• **Records to use**

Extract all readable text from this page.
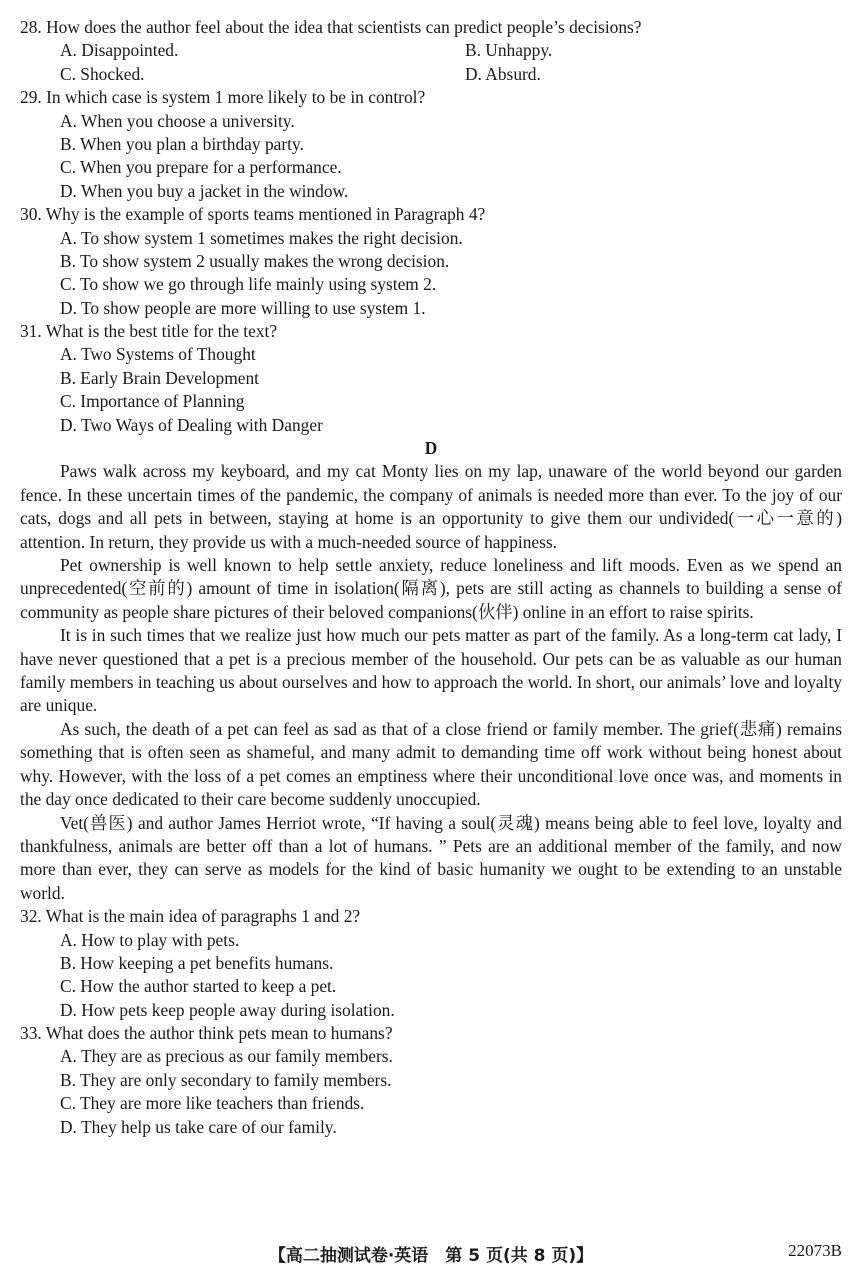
28. How does the author feel about the idea that scientists can predict people’s decisions?
A. Disappointed.	B. Unhappy.
C. Shocked.	D. Absurd.
29. In which case is system 1 more likely to be in control?
A. When you choose a university.
B. When you plan a birthday party.
C. When you prepare for a performance.
D. When you buy a jacket in the window.
30. Why is the example of sports teams mentioned in Paragraph 4?
A. To show system 1 sometimes makes the right decision.
B. To show system 2 usually makes the wrong decision.
C. To show we go through life mainly using system 2.
D. To show people are more willing to use system 1.
31. What is the best title for the text?
A. Two Systems of Thought
B. Early Brain Development
C. Importance of Planning
D. Two Ways of Dealing with Danger
D

Paws walk across my keyboard, and my cat Monty lies on my lap, unaware of the world beyond our garden fence. In these uncertain times of the pandemic, the company of animals is needed more than ever. To the joy of our cats, dogs and all pets in between, staying at home is an opportunity to give them our undivided(一心一意的) attention. In return, they provide us with a much-needed source of happiness.

Pet ownership is well known to help settle anxiety, reduce loneliness and lift moods. Even as we spend an unprecedented(空前的) amount of time in isolation(隔离), pets are still acting as channels to building a sense of community as people share pictures of their beloved companions(伙伴) online in an effort to raise spirits.

It is in such times that we realize just how much our pets matter as part of the family. As a long-term cat lady, I have never questioned that a pet is a precious member of the household. Our pets can be as valuable as our human family members in teaching us about ourselves and how to approach the world. In short, our animals’ love and loyalty are unique.

As such, the death of a pet can feel as sad as that of a close friend or family member. The grief(悲痛) remains something that is often seen as shameful, and many admit to demanding time off work without being honest about why. However, with the loss of a pet comes an emptiness where their unconditional love once was, and moments in the day once dedicated to their care become suddenly unoccupied.

Vet(兽医) and author James Herriot wrote, “If having a soul(灵魂) means being able to feel love, loyalty and thankfulness, animals are better off than a lot of humans. ” Pets are an additional member of the family, and now more than ever, they can serve as models for the kind of basic humanity we ought to be extending to an unstable world.

32. What is the main idea of paragraphs 1 and 2?
A. How to play with pets.
B. How keeping a pet benefits humans.
C. How the author started to keep a pet.
D. How pets keep people away during isolation.
33. What does the author think pets mean to humans?
A. They are as precious as our family members.
B. They are only secondary to family members.
C. They are more like teachers than friends.
D. They help us take care of our family.
【高二抽测试卷·英语　第 5 页(共 8 页)】	22073B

• **Directive**
Each entry gets copied exactly; the pictures stay out.

• **Answer**
Extract all readable text from this page.
28. How does the author feel about the idea that scientists can predict people’s decisions?
A. Disappointed.	B. Unhappy.
C. Shocked.	D. Absurd.
29. In which case is system 1 more likely to be in control?
A. When you choose a university.
B. When you plan a birthday party.
C. When you prepare for a performance.
D. When you buy a jacket in the window.
30. Why is the example of sports teams mentioned in Paragraph 4?
A. To show system 1 sometimes makes the right decision.
B. To show system 2 usually makes the wrong decision.
C. To show we go through life mainly using system 2.
D. To show people are more willing to use system 1.
31. What is the best title for the text?
A. Two Systems of Thought
B. Early Brain Development
C. Importance of Planning
D. Two Ways of Dealing with Danger
D

Paws walk across my keyboard, and my cat Monty lies on my lap, unaware of the world beyond our garden fence. In these uncertain times of the pandemic, the company of animals is needed more than ever. To the joy of our cats, dogs and all pets in between, staying at home is an opportunity to give them our undivided(一心一意的) attention. In return, they provide us with a much-needed source of happiness.

Pet ownership is well known to help settle anxiety, reduce loneliness and lift moods. Even as we spend an unprecedented(空前的) amount of time in isolation(隔离), pets are still acting as channels to building a sense of community as people share pictures of their beloved companions(伙伴) online in an effort to raise spirits.

It is in such times that we realize just how much our pets matter as part of the family. As a long-term cat lady, I have never questioned that a pet is a precious member of the household. Our pets can be as valuable as our human family members in teaching us about ourselves and how to approach the world. In short, our animals’ love and loyalty are unique.

As such, the death of a pet can feel as sad as that of a close friend or family member. The grief(悲痛) remains something that is often seen as shameful, and many admit to demanding time off work without being honest about why. However, with the loss of a pet comes an emptiness where their unconditional love once was, and moments in the day once dedicated to their care become suddenly unoccupied.

Vet(兽医) and author James Herriot wrote, “If having a soul(灵魂) means being able to feel love, loyalty and thankfulness, animals are better off than a lot of humans. ” Pets are an additional member of the family, and now more than ever, they can serve as models for the kind of basic humanity we ought to be extending to an unstable world.

32. What is the main idea of paragraphs 1 and 2?
A. How to play with pets.
B. How keeping a pet benefits humans.
C. How the author started to keep a pet.
D. How pets keep people away during isolation.
33. What does the author think pets mean to humans?
A. They are as precious as our family members.
B. They are only secondary to family members.
C. They are more like teachers than friends.
D. They help us take care of our family.
【高二抽测试卷·英语　第 5 页(共 8 页)】	22073B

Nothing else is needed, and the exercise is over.